### SET EXERCISE
Filter for the word "Accept" and keep each matching line.

··· RAW DATA

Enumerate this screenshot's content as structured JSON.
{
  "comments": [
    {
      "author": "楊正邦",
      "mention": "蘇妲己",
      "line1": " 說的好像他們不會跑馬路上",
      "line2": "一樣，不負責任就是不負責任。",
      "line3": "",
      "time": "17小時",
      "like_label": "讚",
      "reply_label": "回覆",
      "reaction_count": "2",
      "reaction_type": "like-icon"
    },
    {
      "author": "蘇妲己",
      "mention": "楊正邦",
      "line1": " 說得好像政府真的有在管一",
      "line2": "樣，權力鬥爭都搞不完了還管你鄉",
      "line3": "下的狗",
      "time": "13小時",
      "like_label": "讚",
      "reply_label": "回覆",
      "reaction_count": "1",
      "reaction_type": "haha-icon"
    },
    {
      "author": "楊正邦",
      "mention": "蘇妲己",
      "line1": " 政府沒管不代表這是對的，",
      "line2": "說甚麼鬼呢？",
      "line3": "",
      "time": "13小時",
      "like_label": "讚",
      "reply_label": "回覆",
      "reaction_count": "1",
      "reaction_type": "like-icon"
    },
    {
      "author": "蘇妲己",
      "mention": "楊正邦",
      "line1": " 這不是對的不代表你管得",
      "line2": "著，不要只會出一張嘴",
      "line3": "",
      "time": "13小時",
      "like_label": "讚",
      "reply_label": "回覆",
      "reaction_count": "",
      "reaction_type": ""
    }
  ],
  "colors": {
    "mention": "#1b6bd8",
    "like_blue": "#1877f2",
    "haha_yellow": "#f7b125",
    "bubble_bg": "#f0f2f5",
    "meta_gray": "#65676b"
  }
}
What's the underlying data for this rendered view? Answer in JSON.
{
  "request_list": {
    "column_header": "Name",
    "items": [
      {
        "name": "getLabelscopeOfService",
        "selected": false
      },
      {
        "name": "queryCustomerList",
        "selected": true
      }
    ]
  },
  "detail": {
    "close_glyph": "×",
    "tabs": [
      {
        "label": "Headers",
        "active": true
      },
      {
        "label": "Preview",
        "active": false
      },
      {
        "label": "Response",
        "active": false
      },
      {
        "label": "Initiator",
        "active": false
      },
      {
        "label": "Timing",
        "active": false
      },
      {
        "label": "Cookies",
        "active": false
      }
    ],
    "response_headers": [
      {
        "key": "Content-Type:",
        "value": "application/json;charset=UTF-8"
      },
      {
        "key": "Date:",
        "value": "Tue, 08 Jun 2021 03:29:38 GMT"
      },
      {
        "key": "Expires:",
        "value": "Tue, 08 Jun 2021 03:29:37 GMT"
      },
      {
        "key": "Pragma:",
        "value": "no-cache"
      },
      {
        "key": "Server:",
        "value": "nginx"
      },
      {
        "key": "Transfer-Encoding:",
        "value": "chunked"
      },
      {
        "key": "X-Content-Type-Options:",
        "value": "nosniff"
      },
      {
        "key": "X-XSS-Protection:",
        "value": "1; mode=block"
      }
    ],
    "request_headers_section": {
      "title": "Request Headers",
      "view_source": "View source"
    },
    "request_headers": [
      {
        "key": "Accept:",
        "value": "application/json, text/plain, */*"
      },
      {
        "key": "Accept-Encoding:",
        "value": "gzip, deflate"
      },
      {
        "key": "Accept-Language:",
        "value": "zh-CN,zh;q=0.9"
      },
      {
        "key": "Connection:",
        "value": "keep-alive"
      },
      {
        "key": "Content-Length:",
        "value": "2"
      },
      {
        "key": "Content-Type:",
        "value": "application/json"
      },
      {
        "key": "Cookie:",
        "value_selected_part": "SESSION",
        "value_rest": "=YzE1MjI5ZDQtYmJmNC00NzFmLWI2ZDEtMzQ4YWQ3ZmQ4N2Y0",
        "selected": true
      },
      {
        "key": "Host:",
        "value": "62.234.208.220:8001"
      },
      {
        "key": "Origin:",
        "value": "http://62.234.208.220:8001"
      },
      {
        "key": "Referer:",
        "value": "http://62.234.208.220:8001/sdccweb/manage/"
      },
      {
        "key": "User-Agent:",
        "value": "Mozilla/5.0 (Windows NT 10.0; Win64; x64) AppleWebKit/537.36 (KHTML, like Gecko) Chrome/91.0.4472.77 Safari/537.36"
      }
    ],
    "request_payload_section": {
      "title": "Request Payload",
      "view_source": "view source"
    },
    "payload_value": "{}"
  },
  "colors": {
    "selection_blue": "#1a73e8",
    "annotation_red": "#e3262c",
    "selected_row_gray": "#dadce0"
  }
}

······

### RESULT OF THE TASK
        "key": "Accept:",
        "key": "Accept-Encoding:",
        "key": "Accept-Language:",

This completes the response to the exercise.